━━━ DATA SHOWN
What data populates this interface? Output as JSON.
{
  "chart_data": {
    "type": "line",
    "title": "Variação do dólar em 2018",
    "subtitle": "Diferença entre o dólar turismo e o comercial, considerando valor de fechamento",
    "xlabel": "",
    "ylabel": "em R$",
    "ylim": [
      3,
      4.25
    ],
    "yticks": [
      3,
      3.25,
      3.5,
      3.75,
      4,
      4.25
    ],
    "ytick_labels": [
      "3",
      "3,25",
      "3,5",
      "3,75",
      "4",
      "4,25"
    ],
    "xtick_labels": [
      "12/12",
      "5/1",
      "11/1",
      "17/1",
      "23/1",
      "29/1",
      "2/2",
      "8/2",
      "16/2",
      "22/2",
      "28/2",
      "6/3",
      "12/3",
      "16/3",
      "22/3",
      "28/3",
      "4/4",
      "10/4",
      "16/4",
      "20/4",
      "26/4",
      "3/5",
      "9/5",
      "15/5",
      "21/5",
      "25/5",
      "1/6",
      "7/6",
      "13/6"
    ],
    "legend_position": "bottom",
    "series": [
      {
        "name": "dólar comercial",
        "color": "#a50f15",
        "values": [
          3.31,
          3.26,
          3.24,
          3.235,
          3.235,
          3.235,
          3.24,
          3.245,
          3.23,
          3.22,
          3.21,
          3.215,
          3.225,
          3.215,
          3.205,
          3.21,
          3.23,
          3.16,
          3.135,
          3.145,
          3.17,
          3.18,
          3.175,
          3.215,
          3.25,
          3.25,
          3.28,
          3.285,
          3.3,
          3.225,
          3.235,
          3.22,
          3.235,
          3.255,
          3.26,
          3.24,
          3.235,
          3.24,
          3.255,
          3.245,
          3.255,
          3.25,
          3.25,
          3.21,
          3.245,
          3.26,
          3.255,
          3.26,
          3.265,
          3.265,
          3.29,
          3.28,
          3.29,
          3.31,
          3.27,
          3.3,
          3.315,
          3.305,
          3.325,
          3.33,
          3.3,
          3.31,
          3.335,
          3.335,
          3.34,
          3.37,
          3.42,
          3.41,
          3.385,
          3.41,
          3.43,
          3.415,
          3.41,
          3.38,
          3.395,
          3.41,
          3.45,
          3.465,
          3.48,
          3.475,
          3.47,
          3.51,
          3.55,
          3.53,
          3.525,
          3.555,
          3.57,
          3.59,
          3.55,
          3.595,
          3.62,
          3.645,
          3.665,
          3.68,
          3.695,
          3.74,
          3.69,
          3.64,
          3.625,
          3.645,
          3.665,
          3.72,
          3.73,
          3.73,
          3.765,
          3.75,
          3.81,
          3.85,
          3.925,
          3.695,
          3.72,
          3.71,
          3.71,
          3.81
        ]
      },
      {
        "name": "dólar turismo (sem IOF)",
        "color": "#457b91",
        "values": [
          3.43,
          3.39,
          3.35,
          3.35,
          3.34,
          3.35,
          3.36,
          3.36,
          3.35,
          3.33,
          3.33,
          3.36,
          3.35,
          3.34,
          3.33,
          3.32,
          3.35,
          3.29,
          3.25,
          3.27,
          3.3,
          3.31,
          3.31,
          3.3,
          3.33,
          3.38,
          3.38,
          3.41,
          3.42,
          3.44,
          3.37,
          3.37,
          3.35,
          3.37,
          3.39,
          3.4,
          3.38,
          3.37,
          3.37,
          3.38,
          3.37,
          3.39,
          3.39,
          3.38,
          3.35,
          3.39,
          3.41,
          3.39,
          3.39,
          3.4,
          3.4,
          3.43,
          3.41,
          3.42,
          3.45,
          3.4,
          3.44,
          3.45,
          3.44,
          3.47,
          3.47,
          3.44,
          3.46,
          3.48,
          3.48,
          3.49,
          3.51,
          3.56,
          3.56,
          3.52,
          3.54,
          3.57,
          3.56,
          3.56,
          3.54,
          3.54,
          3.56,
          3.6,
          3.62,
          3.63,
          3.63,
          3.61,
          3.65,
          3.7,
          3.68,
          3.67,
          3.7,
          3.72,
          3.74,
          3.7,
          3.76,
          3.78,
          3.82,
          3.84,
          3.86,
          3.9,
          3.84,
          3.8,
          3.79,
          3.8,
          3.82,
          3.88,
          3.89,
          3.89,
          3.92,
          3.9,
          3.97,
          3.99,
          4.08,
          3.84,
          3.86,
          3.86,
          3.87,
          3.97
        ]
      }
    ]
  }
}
━━━━━━
§ WHAT IS BEING ASKED:
Each record above should be repeated exactly as it appears.

§ SOLUTION:
What data populates this interface? Output as JSON.
{
  "chart_data": {
    "type": "line",
    "title": "Variação do dólar em 2018",
    "subtitle": "Diferença entre o dólar turismo e o comercial, considerando valor de fechamento",
    "xlabel": "",
    "ylabel": "em R$",
    "ylim": [
      3,
      4.25
    ],
    "yticks": [
      3,
      3.25,
      3.5,
      3.75,
      4,
      4.25
    ],
    "ytick_labels": [
      "3",
      "3,25",
      "3,5",
      "3,75",
      "4",
      "4,25"
    ],
    "xtick_labels": [
      "12/12",
      "5/1",
      "11/1",
      "17/1",
      "23/1",
      "29/1",
      "2/2",
      "8/2",
      "16/2",
      "22/2",
      "28/2",
      "6/3",
      "12/3",
      "16/3",
      "22/3",
      "28/3",
      "4/4",
      "10/4",
      "16/4",
      "20/4",
      "26/4",
      "3/5",
      "9/5",
      "15/5",
      "21/5",
      "25/5",
      "1/6",
      "7/6",
      "13/6"
    ],
    "legend_position": "bottom",
    "series": [
      {
        "name": "dólar comercial",
        "color": "#a50f15",
        "values": [
          3.31,
          3.26,
          3.24,
          3.235,
          3.235,
          3.235,
          3.24,
          3.245,
          3.23,
          3.22,
          3.21,
          3.215,
          3.225,
          3.215,
          3.205,
          3.21,
          3.23,
          3.16,
          3.135,
          3.145,
          3.17,
          3.18,
          3.175,
          3.215,
          3.25,
          3.25,
          3.28,
          3.285,
          3.3,
          3.225,
          3.235,
          3.22,
          3.235,
          3.255,
          3.26,
          3.24,
          3.235,
          3.24,
          3.255,
          3.245,
          3.255,
          3.25,
          3.25,
          3.21,
          3.245,
          3.26,
          3.255,
          3.26,
          3.265,
          3.265,
          3.29,
          3.28,
          3.29,
          3.31,
          3.27,
          3.3,
          3.315,
          3.305,
          3.325,
          3.33,
          3.3,
          3.31,
          3.335,
          3.335,
          3.34,
          3.37,
          3.42,
          3.41,
          3.385,
          3.41,
          3.43,
          3.415,
          3.41,
          3.38,
          3.395,
          3.41,
          3.45,
          3.465,
          3.48,
          3.475,
          3.47,
          3.51,
          3.55,
          3.53,
          3.525,
          3.555,
          3.57,
          3.59,
          3.55,
          3.595,
          3.62,
          3.645,
          3.665,
          3.68,
          3.695,
          3.74,
          3.69,
          3.64,
          3.625,
          3.645,
          3.665,
          3.72,
          3.73,
          3.73,
          3.765,
          3.75,
          3.81,
          3.85,
          3.925,
          3.695,
          3.72,
          3.71,
          3.71,
          3.81
        ]
      },
      {
        "name": "dólar turismo (sem IOF)",
        "color": "#457b91",
        "values": [
          3.43,
          3.39,
          3.35,
          3.35,
          3.34,
          3.35,
          3.36,
          3.36,
          3.35,
          3.33,
          3.33,
          3.36,
          3.35,
          3.34,
          3.33,
          3.32,
          3.35,
          3.29,
          3.25,
          3.27,
          3.3,
          3.31,
          3.31,
          3.3,
          3.33,
          3.38,
          3.38,
          3.41,
          3.42,
          3.44,
          3.37,
          3.37,
          3.35,
          3.37,
          3.39,
          3.4,
          3.38,
          3.37,
          3.37,
          3.38,
          3.37,
          3.39,
          3.39,
          3.38,
          3.35,
          3.39,
          3.41,
          3.39,
          3.39,
          3.4,
          3.4,
          3.43,
          3.41,
          3.42,
          3.45,
          3.4,
          3.44,
          3.45,
          3.44,
          3.47,
          3.47,
          3.44,
          3.46,
          3.48,
          3.48,
          3.49,
          3.51,
          3.56,
          3.56,
          3.52,
          3.54,
          3.57,
          3.56,
          3.56,
          3.54,
          3.54,
          3.56,
          3.6,
          3.62,
          3.63,
          3.63,
          3.61,
          3.65,
          3.7,
          3.68,
          3.67,
          3.7,
          3.72,
          3.74,
          3.7,
          3.76,
          3.78,
          3.82,
          3.84,
          3.86,
          3.9,
          3.84,
          3.8,
          3.79,
          3.8,
          3.82,
          3.88,
          3.89,
          3.89,
          3.92,
          3.9,
          3.97,
          3.99,
          4.08,
          3.84,
          3.86,
          3.86,
          3.87,
          3.97
        ]
      }
    ]
  }
}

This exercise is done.